### [What the task requires]
Search the records for "Kịch" and copy each line that holds it.

### [Provided material]
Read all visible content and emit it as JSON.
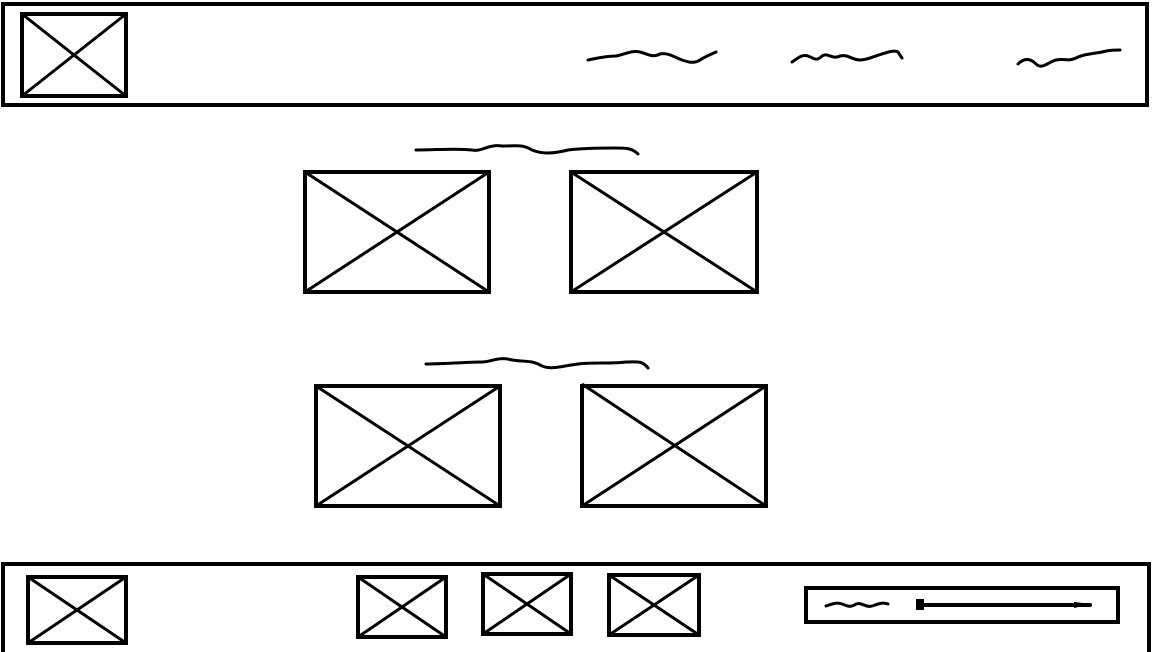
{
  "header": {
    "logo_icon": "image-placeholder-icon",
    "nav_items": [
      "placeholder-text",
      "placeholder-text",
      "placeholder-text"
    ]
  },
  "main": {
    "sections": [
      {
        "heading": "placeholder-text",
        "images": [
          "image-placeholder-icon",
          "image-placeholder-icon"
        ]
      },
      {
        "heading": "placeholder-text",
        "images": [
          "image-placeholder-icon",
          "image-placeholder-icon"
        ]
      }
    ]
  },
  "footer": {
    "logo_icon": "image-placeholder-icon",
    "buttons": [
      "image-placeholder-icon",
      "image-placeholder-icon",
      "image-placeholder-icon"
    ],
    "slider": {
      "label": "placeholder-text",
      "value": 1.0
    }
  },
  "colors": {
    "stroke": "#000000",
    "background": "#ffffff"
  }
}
* * *
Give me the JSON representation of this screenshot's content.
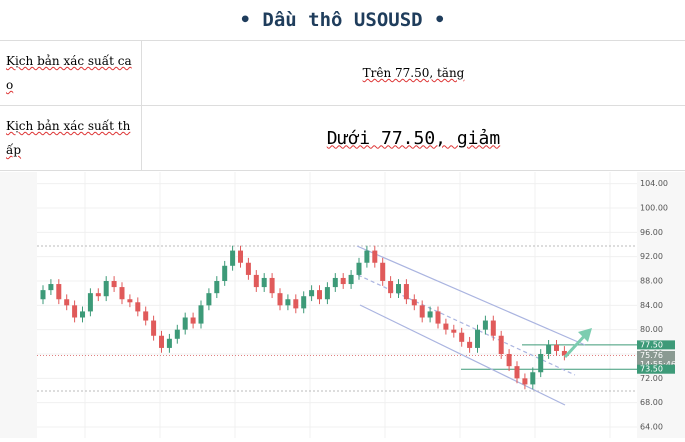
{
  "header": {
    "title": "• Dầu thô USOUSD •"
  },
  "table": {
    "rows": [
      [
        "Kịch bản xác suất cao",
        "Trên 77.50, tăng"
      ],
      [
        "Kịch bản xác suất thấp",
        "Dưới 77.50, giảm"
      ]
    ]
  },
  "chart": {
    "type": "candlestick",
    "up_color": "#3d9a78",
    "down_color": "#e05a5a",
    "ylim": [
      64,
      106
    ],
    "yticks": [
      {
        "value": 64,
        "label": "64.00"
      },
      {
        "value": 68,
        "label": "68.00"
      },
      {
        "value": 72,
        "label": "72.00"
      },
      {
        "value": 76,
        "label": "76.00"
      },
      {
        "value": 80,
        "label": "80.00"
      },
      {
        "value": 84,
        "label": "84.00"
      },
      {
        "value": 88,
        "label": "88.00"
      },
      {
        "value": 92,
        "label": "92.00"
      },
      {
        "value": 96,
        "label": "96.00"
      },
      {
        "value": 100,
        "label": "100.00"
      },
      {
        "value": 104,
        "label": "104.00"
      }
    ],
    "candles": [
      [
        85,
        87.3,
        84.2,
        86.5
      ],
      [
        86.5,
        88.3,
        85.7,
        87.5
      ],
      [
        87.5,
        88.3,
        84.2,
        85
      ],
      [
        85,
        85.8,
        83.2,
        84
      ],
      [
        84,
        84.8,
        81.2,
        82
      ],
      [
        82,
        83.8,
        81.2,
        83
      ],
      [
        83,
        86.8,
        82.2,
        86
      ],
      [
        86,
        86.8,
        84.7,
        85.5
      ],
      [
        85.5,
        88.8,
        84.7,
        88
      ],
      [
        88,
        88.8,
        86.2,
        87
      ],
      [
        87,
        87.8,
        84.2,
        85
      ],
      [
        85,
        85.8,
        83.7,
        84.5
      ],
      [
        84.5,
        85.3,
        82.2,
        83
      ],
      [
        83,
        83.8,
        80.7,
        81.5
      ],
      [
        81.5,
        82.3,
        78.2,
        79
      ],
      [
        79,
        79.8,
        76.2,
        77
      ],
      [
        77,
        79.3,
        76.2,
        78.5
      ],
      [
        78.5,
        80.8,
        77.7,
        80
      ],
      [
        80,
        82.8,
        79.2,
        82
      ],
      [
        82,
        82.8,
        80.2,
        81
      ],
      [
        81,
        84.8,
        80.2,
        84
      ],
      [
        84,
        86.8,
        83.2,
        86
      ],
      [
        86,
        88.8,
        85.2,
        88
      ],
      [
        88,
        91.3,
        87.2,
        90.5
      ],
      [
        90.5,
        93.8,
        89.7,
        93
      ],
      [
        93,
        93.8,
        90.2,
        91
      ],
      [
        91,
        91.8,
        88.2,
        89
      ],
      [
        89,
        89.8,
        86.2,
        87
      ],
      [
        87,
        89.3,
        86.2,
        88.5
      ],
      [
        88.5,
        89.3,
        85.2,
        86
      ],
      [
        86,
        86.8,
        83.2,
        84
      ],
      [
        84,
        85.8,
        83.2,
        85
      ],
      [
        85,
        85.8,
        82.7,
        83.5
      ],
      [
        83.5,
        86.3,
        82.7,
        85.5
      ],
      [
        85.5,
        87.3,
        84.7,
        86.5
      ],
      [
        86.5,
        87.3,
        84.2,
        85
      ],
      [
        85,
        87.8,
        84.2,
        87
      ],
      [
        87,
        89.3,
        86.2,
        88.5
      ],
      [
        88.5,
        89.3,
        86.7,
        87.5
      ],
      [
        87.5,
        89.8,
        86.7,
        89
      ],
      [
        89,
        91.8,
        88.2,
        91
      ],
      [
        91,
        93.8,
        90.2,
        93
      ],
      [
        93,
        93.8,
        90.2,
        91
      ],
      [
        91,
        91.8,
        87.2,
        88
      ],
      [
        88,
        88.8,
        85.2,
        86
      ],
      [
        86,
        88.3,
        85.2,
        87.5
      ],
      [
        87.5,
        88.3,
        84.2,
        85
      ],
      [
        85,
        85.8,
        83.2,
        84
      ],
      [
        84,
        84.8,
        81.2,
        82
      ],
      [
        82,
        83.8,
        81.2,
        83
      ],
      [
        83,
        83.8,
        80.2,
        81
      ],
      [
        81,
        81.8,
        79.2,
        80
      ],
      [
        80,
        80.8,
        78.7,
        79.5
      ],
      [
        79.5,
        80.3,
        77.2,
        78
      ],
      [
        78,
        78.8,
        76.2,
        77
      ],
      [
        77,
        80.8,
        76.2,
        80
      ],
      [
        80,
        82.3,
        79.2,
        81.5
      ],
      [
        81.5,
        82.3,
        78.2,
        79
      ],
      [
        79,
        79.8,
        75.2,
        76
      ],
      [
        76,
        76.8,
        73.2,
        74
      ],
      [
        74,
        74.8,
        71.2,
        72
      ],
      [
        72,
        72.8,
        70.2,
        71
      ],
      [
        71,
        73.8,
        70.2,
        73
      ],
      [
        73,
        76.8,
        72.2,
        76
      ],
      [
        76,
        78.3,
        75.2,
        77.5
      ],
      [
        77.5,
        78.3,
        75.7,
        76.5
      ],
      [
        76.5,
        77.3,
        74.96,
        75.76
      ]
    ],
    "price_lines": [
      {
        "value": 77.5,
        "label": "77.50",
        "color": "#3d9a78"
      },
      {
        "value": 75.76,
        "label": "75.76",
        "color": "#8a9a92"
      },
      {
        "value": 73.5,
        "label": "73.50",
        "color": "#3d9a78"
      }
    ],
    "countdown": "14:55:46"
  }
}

### [Answer below]
        "Kịch bản xác suất cao",
        "Kịch bản xác suất thấp",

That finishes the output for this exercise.